> **Description of the task**
Filter the listing and keep only the lines with the word "глобализация".

-- begin Available records --

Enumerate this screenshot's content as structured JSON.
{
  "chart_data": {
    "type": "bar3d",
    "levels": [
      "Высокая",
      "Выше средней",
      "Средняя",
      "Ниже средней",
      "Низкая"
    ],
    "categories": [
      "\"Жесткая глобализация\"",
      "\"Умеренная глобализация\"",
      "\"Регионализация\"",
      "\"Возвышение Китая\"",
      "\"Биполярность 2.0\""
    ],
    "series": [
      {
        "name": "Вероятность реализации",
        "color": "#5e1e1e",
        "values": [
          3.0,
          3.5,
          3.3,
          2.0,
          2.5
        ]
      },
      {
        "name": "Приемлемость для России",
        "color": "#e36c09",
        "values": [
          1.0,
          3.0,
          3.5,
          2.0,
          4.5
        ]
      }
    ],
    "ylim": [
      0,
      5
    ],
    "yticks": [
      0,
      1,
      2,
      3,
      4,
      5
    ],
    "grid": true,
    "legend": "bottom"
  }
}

-- end Available records --

> **Exercise solution**
      "\"Жесткая глобализация\"",
      "\"Умеренная глобализация\"",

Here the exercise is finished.